● **SOURCE PASSAGE**
================================

Re: new an array of pointers

From:
"Alf P. Steinbach" <alfps@start.no>
Newsgroups:
comp.lang.c++
Date:
Thu, 18 Mar 2010 22:11:26 +0100
Message-ID:
<hnu4u1$a6l$1@news.eternal-september.org>
* James Kanze:

On 18 Mar, 10:05, thomas <freshtho...@gmail.com> wrote:

Hi,

----------
int **p = new int *[30]; //OK


Evaluates as:

    int** p = new (int (*([30]));

An array of 30 int*.

int **p = new (int) *[30]; //ERROR


    int** p = (new (int)) * [30];

Don't know what the compiler is supposed to make of the [30],
given that there's no address expression to the left of it.
(And the '*' is multiplication.)

int **p = new (int*)[30]; //ERROR


    int** p = (new (int*))[30];

Here, the initialization expression is a syntactically legal
expression (but would have undefined behavior at runtime),


new expressions are a wilderness of special case rules. On reading your
statement I thought huh, that must a placement form syntactically. But as it
turned out[1] I was wrong[2] about why you're wrong here,

<example>
"ComeauTest.c", line 3: error: this operator is not allowed at this point; use
           parentheses
       int **p = new (int*)[30];
                          ^

"ComeauTest.c", line 3: error: a value of type "int *" cannot be used to initialize
           an entity of type "int **"

================================

● **TASKS**
[1] Answer these questions about the newsgroup post on array-of-pointer declarations:
(a) On what date was the message posted?
(b) What does the declaration marked OK allocate?
(c) In the first declaration marked ERROR, what does the '*' mean?
[2] In the newsgroup post, copy the passage that begins at the words "An array of 30" and stops after "left of it.", renaming "compiler" to "translator".
[3] Write what comes next in the newsgroup post about new expressions, picking up after its last line.
The data has no connection to the newsgroup post.

================================

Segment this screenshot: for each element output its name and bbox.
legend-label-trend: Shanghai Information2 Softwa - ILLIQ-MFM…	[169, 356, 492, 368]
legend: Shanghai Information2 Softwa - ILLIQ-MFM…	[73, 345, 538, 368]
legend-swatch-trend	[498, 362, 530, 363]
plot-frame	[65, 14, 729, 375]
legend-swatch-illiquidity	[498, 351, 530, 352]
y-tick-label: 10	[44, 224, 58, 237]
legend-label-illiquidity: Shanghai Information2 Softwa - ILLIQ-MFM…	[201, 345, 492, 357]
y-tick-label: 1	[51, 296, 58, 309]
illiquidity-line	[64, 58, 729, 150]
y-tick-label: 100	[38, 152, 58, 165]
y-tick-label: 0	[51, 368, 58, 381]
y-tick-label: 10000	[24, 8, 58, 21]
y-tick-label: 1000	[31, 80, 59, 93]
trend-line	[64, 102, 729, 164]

================================

● **ANSWERS TO EACH TASK**
[1]
(a) Thu, 18 Mar 2010
(b) An array of 30 int*.
(c) Multiplication.

[2]
An array of 30 int*.

int **p = new (int) *[30]; //ERROR


    int** p = (new (int)) * [30];

Don't know what the translator is supposed to make of the [30],
given that there's no address expression to the left of it.

[3]
       int **p = new (int*)[30];
</example>

but
it doesn't have the type int**: the new expression returns an
int** (pointing to a single uninitialized int*), but
dereferencing it (remember, a[b] is the same as *(a+b)) results
in an int*.


Right, but first it must pass muster syntactically.

Cheers,

- Alf

Notes:
[1] Also g++ and MSVC object to the construct; g++ like Comeau.
[2] Yet another case where coffee is called for.